GIVEN INSTRUCTION A -> Please give the stored data entries listing again, starting at its first line and ending at the line containing "x-tick-label: 2010: [980, 329, 1018, 348]", with "y-tick-label" substituted by "vertical-tick-label" and nothing else altered.

TEXT SECTION ->

start

What to do with your Mercurial repos when Bitbucket sunsets support

526 comments

Peter Koppstein August 23, 2019

@ruslanberozov I was able to create a Mercurial repository at https://helixteamhub.cloud. There is doubtless an easier way, but I first created a project, and then a repository (which turned out to be Git), deleted it, and then worked my through the process beginning at:

There are no repositories yet. You can go ahead and create a new repository.

Peter Koppstein August 23, 2019

Since this thread seems to have become a meeting ground for like-minded fans of Mercurial, I'm hoping someone will be able to explain how to use Dropbox reliably as a host for an Hg repo.  Clearly it has its risks if not done carefully, but it seems to me that if there is only ONE person (userid) with write-access to the Dropbox hg repository, things should be as safe as one can reasonably expect.  Of course, not as convenient, but at least safe.  Is there some flaw in my thinking, which is specific to Dropbox, though I'd be interested to know which services of that ilk are known to be unsuitable for the hosting of a one-writer Hg repository.  Thank you!

torohill August 23, 2019

@Ruslan Berezyukyes, 100% sure they have Mercurial support. It's not easy to find but it is mentioned at https://www.perforce.com/products/helix4git in the "What Is Helix TeamHub" section. I was also able to signup for an account and create a Mercurial repo, as @Peter Koppstein mentioned.

end

GIVEN INSTRUCTION B -> In the forum thread, on which web page is Mercurial support for Helix TeamHub said to be mentioned?

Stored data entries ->
start

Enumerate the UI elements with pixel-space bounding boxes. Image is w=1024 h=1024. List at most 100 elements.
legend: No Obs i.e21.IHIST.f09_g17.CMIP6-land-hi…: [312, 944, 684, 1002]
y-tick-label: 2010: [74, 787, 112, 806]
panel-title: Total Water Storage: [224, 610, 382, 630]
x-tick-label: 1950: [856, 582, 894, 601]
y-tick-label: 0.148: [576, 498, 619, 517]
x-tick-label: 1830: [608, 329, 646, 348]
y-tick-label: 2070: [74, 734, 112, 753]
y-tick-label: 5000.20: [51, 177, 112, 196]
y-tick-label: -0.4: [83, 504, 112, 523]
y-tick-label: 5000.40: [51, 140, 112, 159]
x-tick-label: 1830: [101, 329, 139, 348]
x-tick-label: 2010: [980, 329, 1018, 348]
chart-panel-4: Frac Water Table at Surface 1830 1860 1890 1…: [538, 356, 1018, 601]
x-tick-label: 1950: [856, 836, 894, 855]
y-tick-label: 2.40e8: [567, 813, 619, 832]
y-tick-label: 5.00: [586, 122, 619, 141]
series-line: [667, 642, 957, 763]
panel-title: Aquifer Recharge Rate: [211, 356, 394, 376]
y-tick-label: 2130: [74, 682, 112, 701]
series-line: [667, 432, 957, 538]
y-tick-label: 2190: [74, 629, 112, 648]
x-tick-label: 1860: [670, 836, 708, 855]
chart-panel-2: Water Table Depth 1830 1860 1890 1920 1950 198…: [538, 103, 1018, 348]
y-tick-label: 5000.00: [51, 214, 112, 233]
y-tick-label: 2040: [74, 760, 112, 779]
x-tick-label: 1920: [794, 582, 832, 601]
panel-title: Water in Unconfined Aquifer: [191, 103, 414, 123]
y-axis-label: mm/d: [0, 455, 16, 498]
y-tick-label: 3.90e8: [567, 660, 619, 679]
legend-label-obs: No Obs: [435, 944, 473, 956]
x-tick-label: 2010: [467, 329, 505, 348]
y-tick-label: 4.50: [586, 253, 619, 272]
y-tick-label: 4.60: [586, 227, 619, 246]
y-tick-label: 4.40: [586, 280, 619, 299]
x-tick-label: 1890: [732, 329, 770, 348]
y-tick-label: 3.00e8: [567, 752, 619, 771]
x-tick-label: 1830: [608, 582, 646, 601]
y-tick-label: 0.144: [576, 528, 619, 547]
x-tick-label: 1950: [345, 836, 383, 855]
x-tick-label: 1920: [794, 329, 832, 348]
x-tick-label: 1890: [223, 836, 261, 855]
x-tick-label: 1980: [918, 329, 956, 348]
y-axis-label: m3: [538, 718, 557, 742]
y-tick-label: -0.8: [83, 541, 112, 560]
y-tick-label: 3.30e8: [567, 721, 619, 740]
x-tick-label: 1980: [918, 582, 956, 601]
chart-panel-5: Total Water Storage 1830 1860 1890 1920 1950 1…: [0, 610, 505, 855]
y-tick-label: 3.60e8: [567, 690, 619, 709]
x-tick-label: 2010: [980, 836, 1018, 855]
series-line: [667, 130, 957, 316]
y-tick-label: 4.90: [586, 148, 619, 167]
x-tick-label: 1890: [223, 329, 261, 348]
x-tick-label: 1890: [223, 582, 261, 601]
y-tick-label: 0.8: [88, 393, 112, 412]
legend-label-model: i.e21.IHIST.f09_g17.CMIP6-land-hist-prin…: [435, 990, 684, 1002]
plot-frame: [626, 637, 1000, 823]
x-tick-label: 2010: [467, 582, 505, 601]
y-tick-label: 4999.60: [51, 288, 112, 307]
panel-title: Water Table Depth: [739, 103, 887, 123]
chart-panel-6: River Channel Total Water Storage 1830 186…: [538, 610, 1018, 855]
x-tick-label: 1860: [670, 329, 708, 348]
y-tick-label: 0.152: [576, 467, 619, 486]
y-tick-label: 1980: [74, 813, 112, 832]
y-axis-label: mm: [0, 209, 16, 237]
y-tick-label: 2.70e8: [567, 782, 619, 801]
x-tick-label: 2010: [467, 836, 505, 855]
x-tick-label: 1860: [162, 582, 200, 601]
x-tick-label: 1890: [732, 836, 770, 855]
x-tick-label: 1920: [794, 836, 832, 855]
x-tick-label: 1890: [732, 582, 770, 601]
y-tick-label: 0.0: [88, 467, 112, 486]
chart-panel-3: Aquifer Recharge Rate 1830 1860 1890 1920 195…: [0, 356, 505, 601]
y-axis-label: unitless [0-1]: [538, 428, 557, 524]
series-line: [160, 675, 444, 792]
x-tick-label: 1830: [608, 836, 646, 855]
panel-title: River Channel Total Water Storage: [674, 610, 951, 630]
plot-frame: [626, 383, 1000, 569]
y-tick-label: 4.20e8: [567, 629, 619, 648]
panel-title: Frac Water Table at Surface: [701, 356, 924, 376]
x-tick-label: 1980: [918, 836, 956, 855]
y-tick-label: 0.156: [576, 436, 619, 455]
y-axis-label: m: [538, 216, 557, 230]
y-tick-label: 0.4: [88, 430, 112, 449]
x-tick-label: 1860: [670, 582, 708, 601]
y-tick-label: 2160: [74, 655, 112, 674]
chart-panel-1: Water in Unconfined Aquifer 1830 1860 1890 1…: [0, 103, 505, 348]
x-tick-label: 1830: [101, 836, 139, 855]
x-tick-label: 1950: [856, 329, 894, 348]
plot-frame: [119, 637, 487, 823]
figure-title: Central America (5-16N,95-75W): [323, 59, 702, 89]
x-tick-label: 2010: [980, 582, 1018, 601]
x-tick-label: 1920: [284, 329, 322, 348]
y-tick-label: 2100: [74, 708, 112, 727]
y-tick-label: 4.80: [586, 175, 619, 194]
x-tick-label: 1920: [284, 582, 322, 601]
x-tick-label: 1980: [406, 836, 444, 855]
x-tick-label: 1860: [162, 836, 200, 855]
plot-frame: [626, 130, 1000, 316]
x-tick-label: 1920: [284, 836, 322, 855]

end

FULL RESPONSE A ->
Enumerate the UI elements with pixel-space bounding boxes. Image is w=1024 h=1024. List at most 100 elements.
legend: No Obs i.e21.IHIST.f09_g17.CMIP6-land-hi…: [312, 944, 684, 1002]
vertical-tick-label: 2010: [74, 787, 112, 806]
panel-title: Total Water Storage: [224, 610, 382, 630]
x-tick-label: 1950: [856, 582, 894, 601]
vertical-tick-label: 0.148: [576, 498, 619, 517]
x-tick-label: 1830: [608, 329, 646, 348]
vertical-tick-label: 2070: [74, 734, 112, 753]
vertical-tick-label: 5000.20: [51, 177, 112, 196]
vertical-tick-label: -0.4: [83, 504, 112, 523]
vertical-tick-label: 5000.40: [51, 140, 112, 159]
x-tick-label: 1830: [101, 329, 139, 348]
x-tick-label: 2010: [980, 329, 1018, 348]

FULL RESPONSE B -> https://www.perforce.com/products/helix4git, in the "What Is Helix TeamHub" section.